#### Stated exercise
Print the records below exactly as they appear.

#### Figure record listings
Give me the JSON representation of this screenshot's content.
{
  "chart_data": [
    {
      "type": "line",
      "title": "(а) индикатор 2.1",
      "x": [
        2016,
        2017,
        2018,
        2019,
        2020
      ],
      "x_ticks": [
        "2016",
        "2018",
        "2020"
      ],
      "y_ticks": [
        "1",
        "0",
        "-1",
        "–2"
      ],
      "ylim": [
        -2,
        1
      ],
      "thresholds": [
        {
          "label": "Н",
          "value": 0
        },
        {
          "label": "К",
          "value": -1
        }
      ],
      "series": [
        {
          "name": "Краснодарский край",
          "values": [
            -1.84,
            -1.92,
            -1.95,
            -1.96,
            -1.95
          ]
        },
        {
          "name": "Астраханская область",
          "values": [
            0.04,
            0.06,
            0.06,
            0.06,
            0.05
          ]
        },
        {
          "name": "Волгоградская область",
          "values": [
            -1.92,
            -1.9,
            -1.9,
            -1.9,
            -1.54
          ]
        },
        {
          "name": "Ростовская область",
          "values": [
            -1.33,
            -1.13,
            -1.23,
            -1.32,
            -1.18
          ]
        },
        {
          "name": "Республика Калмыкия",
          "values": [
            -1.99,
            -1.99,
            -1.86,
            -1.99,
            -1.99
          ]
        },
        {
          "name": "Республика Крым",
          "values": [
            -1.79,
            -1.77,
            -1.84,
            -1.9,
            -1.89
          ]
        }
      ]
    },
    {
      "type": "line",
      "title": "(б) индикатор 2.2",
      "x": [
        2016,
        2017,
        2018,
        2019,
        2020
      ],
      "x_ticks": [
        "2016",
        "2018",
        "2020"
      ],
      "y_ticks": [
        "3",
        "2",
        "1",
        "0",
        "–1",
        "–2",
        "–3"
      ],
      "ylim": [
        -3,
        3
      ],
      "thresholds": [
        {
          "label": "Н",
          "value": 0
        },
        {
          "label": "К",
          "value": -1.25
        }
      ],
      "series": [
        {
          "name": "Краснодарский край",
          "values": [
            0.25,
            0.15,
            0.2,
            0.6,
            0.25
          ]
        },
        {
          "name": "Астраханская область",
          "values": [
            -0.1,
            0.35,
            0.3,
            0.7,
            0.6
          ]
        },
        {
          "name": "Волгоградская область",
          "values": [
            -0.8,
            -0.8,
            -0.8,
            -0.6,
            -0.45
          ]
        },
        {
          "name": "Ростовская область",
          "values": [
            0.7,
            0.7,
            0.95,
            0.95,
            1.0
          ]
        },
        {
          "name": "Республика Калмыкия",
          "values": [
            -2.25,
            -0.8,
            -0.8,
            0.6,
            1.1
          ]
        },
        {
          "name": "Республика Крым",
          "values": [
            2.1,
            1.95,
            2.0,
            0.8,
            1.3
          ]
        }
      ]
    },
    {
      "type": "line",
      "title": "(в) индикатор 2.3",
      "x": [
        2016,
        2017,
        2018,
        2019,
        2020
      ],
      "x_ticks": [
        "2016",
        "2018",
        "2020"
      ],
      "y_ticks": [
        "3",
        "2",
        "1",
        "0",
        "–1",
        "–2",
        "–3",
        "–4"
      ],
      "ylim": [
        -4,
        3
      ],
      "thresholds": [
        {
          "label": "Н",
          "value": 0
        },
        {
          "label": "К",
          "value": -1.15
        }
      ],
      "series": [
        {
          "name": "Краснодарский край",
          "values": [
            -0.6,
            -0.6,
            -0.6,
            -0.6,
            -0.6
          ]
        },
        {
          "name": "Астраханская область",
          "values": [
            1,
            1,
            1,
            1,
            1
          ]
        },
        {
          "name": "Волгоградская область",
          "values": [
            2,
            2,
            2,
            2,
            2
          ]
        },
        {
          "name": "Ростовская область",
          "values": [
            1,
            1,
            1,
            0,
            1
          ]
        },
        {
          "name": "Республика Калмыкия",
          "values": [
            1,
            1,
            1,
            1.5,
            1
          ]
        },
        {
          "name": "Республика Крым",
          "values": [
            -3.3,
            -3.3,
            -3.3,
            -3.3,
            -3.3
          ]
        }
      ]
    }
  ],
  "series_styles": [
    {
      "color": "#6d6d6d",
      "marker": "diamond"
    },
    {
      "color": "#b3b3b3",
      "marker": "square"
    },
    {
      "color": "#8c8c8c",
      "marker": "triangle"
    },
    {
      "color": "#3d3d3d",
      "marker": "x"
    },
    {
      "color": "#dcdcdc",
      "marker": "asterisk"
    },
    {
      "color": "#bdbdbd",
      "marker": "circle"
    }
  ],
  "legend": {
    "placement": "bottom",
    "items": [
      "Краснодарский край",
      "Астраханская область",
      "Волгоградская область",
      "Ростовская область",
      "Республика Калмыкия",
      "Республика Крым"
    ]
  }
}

#### Output
Give me the JSON representation of this screenshot's content.
{
  "chart_data": [
    {
      "type": "line",
      "title": "(а) индикатор 2.1",
      "x": [
        2016,
        2017,
        2018,
        2019,
        2020
      ],
      "x_ticks": [
        "2016",
        "2018",
        "2020"
      ],
      "y_ticks": [
        "1",
        "0",
        "-1",
        "–2"
      ],
      "ylim": [
        -2,
        1
      ],
      "thresholds": [
        {
          "label": "Н",
          "value": 0
        },
        {
          "label": "К",
          "value": -1
        }
      ],
      "series": [
        {
          "name": "Краснодарский край",
          "values": [
            -1.84,
            -1.92,
            -1.95,
            -1.96,
            -1.95
          ]
        },
        {
          "name": "Астраханская область",
          "values": [
            0.04,
            0.06,
            0.06,
            0.06,
            0.05
          ]
        },
        {
          "name": "Волгоградская область",
          "values": [
            -1.92,
            -1.9,
            -1.9,
            -1.9,
            -1.54
          ]
        },
        {
          "name": "Ростовская область",
          "values": [
            -1.33,
            -1.13,
            -1.23,
            -1.32,
            -1.18
          ]
        },
        {
          "name": "Республика Калмыкия",
          "values": [
            -1.99,
            -1.99,
            -1.86,
            -1.99,
            -1.99
          ]
        },
        {
          "name": "Республика Крым",
          "values": [
            -1.79,
            -1.77,
            -1.84,
            -1.9,
            -1.89
          ]
        }
      ]
    },
    {
      "type": "line",
      "title": "(б) индикатор 2.2",
      "x": [
        2016,
        2017,
        2018,
        2019,
        2020
      ],
      "x_ticks": [
        "2016",
        "2018",
        "2020"
      ],
      "y_ticks": [
        "3",
        "2",
        "1",
        "0",
        "–1",
        "–2",
        "–3"
      ],
      "ylim": [
        -3,
        3
      ],
      "thresholds": [
        {
          "label": "Н",
          "value": 0
        },
        {
          "label": "К",
          "value": -1.25
        }
      ],
      "series": [
        {
          "name": "Краснодарский край",
          "values": [
            0.25,
            0.15,
            0.2,
            0.6,
            0.25
          ]
        },
        {
          "name": "Астраханская область",
          "values": [
            -0.1,
            0.35,
            0.3,
            0.7,
            0.6
          ]
        },
        {
          "name": "Волгоградская область",
          "values": [
            -0.8,
            -0.8,
            -0.8,
            -0.6,
            -0.45
          ]
        },
        {
          "name": "Ростовская область",
          "values": [
            0.7,
            0.7,
            0.95,
            0.95,
            1.0
          ]
        },
        {
          "name": "Республика Калмыкия",
          "values": [
            -2.25,
            -0.8,
            -0.8,
            0.6,
            1.1
          ]
        },
        {
          "name": "Республика Крым",
          "values": [
            2.1,
            1.95,
            2.0,
            0.8,
            1.3
          ]
        }
      ]
    },
    {
      "type": "line",
      "title": "(в) индикатор 2.3",
      "x": [
        2016,
        2017,
        2018,
        2019,
        2020
      ],
      "x_ticks": [
        "2016",
        "2018",
        "2020"
      ],
      "y_ticks": [
        "3",
        "2",
        "1",
        "0",
        "–1",
        "–2",
        "–3",
        "–4"
      ],
      "ylim": [
        -4,
        3
      ],
      "thresholds": [
        {
          "label": "Н",
          "value": 0
        },
        {
          "label": "К",
          "value": -1.15
        }
      ],
      "series": [
        {
          "name": "Краснодарский край",
          "values": [
            -0.6,
            -0.6,
            -0.6,
            -0.6,
            -0.6
          ]
        },
        {
          "name": "Астраханская область",
          "values": [
            1,
            1,
            1,
            1,
            1
          ]
        },
        {
          "name": "Волгоградская область",
          "values": [
            2,
            2,
            2,
            2,
            2
          ]
        },
        {
          "name": "Ростовская область",
          "values": [
            1,
            1,
            1,
            0,
            1
          ]
        },
        {
          "name": "Республика Калмыкия",
          "values": [
            1,
            1,
            1,
            1.5,
            1
          ]
        },
        {
          "name": "Республика Крым",
          "values": [
            -3.3,
            -3.3,
            -3.3,
            -3.3,
            -3.3
          ]
        }
      ]
    }
  ],
  "series_styles": [
    {
      "color": "#6d6d6d",
      "marker": "diamond"
    },
    {
      "color": "#b3b3b3",
      "marker": "square"
    },
    {
      "color": "#8c8c8c",
      "marker": "triangle"
    },
    {
      "color": "#3d3d3d",
      "marker": "x"
    },
    {
      "color": "#dcdcdc",
      "marker": "asterisk"
    },
    {
      "color": "#bdbdbd",
      "marker": "circle"
    }
  ],
  "legend": {
    "placement": "bottom",
    "items": [
      "Краснодарский край",
      "Астраханская область",
      "Волгоградская область",
      "Ростовская область",
      "Республика Калмыкия",
      "Республика Крым"
    ]
  }
}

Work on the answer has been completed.